(Records for processing)

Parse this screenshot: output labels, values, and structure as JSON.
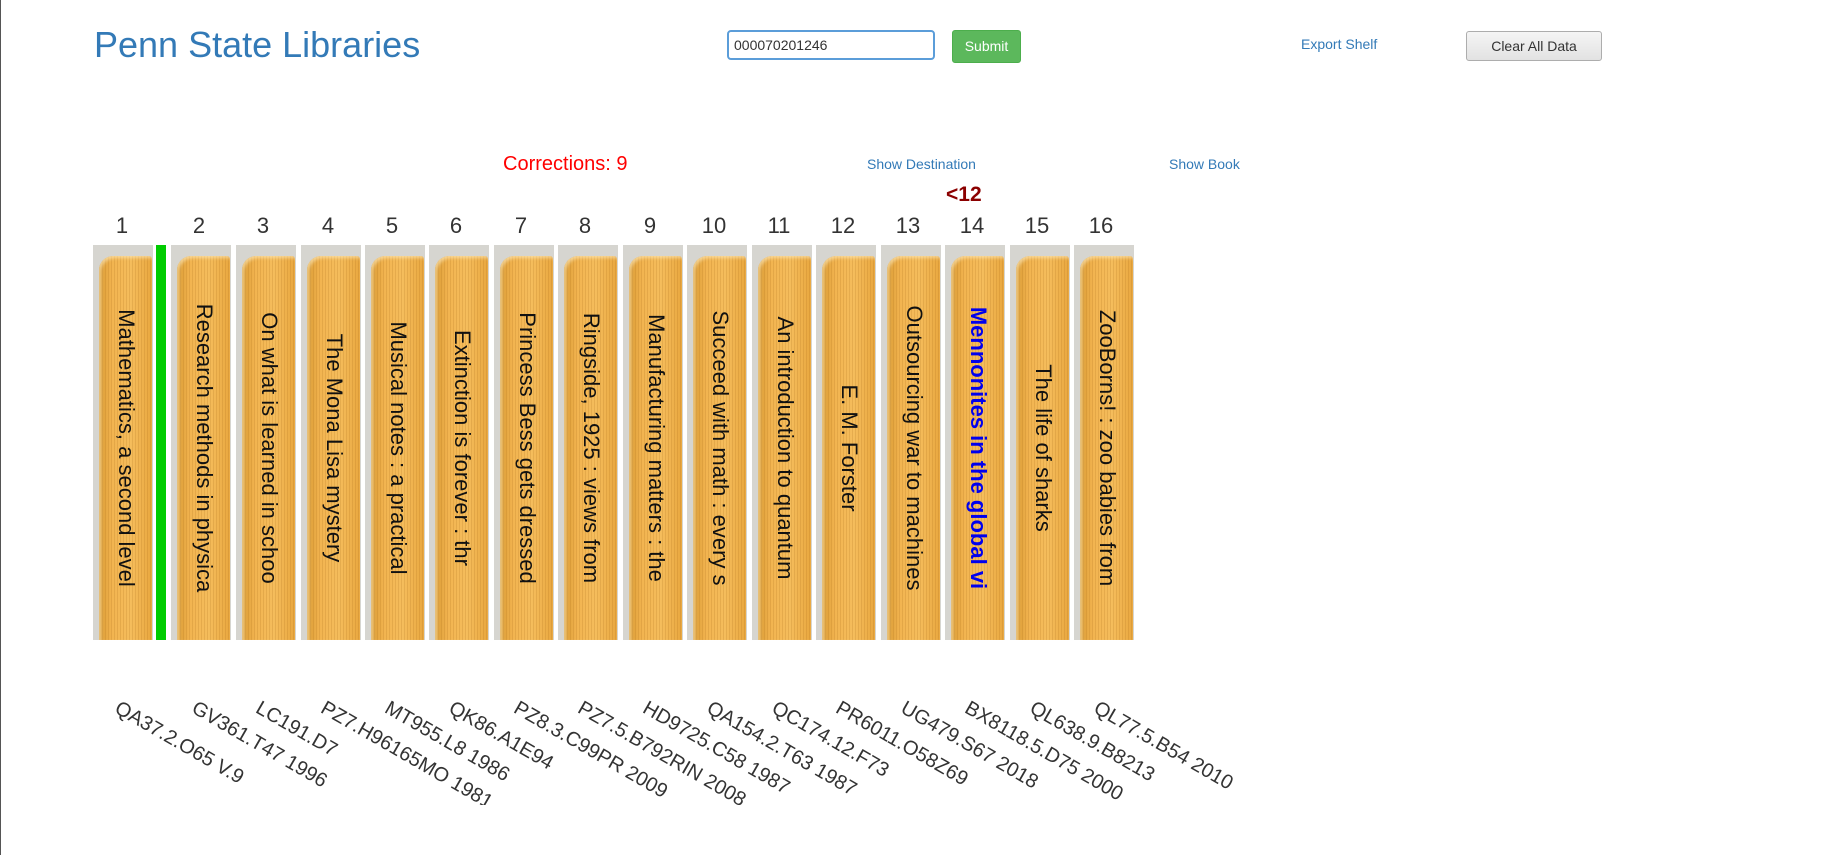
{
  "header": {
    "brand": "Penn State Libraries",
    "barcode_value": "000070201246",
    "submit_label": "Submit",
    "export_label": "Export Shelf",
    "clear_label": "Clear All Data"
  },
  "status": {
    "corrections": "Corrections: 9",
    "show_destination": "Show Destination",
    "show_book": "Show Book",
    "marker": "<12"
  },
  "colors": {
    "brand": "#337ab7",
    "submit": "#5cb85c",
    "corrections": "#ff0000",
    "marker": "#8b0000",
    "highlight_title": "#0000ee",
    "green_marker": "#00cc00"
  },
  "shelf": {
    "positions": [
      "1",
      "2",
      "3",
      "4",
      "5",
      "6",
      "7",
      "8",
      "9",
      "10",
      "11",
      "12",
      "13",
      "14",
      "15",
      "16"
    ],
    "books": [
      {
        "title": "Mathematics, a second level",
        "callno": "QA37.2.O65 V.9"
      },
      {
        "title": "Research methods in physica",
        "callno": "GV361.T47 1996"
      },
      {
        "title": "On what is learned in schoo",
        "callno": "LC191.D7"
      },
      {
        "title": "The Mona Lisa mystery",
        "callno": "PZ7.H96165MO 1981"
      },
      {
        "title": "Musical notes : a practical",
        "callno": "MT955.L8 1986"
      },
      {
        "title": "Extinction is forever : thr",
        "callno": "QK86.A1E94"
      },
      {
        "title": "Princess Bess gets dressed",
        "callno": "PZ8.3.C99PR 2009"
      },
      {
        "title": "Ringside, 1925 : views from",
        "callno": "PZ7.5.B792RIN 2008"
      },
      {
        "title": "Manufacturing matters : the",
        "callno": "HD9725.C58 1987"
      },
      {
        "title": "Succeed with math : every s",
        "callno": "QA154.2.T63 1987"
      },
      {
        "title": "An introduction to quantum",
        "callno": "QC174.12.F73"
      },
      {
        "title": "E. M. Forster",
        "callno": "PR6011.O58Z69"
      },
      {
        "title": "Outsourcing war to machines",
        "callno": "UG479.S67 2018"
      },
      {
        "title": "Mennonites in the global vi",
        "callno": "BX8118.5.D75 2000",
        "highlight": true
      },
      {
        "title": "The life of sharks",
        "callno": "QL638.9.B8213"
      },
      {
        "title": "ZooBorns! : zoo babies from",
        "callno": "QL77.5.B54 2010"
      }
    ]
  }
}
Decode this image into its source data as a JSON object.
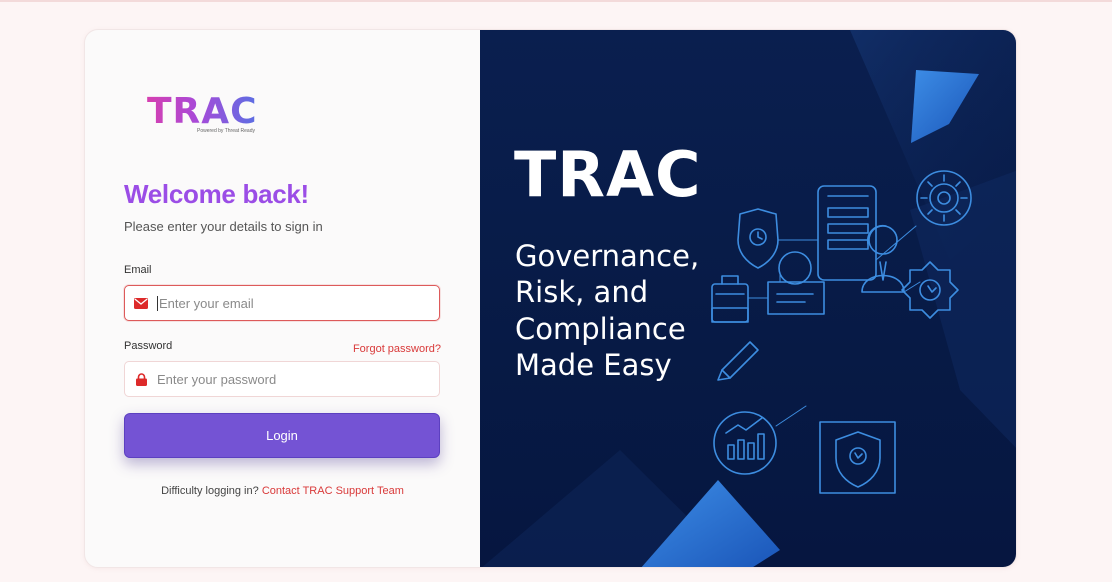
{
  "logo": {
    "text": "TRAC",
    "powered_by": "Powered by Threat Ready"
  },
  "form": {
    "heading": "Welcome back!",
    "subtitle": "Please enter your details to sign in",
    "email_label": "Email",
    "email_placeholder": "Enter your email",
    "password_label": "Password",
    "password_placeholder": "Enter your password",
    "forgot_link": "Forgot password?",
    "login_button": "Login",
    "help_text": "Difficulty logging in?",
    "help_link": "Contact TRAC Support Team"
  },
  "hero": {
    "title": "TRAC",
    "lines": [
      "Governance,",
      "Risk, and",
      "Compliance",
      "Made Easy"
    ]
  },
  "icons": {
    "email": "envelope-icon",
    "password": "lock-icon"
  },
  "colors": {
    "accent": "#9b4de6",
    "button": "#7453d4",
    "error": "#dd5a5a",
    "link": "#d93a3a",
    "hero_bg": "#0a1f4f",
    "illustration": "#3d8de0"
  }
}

(Directions for this task)
Quote the material in full and exactly; do not carry over its pictures.

(Complete answer)
Parse this screenshot: output labels, values, and structure as JSON.
{
  "header": {
    "brand": "Penn State Libraries",
    "barcode_value": "000070201246",
    "submit_label": "Submit",
    "export_label": "Export Shelf",
    "clear_label": "Clear All Data"
  },
  "status": {
    "corrections": "Corrections: 9",
    "show_destination": "Show Destination",
    "show_book": "Show Book",
    "marker": "<12"
  },
  "colors": {
    "brand": "#337ab7",
    "submit": "#5cb85c",
    "corrections": "#ff0000",
    "marker": "#8b0000",
    "highlight_title": "#0000ee",
    "green_marker": "#00cc00"
  },
  "shelf": {
    "positions": [
      "1",
      "2",
      "3",
      "4",
      "5",
      "6",
      "7",
      "8",
      "9",
      "10",
      "11",
      "12",
      "13",
      "14",
      "15",
      "16"
    ],
    "books": [
      {
        "title": "Mathematics, a second level",
        "callno": "QA37.2.O65 V.9"
      },
      {
        "title": "Research methods in physica",
        "callno": "GV361.T47 1996"
      },
      {
        "title": "On what is learned in schoo",
        "callno": "LC191.D7"
      },
      {
        "title": "The Mona Lisa mystery",
        "callno": "PZ7.H96165MO 1981"
      },
      {
        "title": "Musical notes : a practical",
        "callno": "MT955.L8 1986"
      },
      {
        "title": "Extinction is forever : thr",
        "callno": "QK86.A1E94"
      },
      {
        "title": "Princess Bess gets dressed",
        "callno": "PZ8.3.C99PR 2009"
      },
      {
        "title": "Ringside, 1925 : views from",
        "callno": "PZ7.5.B792RIN 2008"
      },
      {
        "title": "Manufacturing matters : the",
        "callno": "HD9725.C58 1987"
      },
      {
        "title": "Succeed with math : every s",
        "callno": "QA154.2.T63 1987"
      },
      {
        "title": "An introduction to quantum",
        "callno": "QC174.12.F73"
      },
      {
        "title": "E. M. Forster",
        "callno": "PR6011.O58Z69"
      },
      {
        "title": "Outsourcing war to machines",
        "callno": "UG479.S67 2018"
      },
      {
        "title": "Mennonites in the global vi",
        "callno": "BX8118.5.D75 2000",
        "highlight": true
      },
      {
        "title": "The life of sharks",
        "callno": "QL638.9.B8213"
      },
      {
        "title": "ZooBorns! : zoo babies from",
        "callno": "QL77.5.B54 2010"
      }
    ]
  }
}
Decode this image into its source data as a JSON object.
{
  "logo": {
    "text": "TRAC",
    "powered_by": "Powered by Threat Ready"
  },
  "form": {
    "heading": "Welcome back!",
    "subtitle": "Please enter your details to sign in",
    "email_label": "Email",
    "email_placeholder": "Enter your email",
    "password_label": "Password",
    "password_placeholder": "Enter your password",
    "forgot_link": "Forgot password?",
    "login_button": "Login",
    "help_text": "Difficulty logging in?",
    "help_link": "Contact TRAC Support Team"
  },
  "hero": {
    "title": "TRAC",
    "lines": [
      "Governance,",
      "Risk, and",
      "Compliance",
      "Made Easy"
    ]
  },
  "icons": {
    "email": "envelope-icon",
    "password": "lock-icon"
  },
  "colors": {
    "accent": "#9b4de6",
    "button": "#7453d4",
    "error": "#dd5a5a",
    "link": "#d93a3a",
    "hero_bg": "#0a1f4f",
    "illustration": "#3d8de0"
  }
}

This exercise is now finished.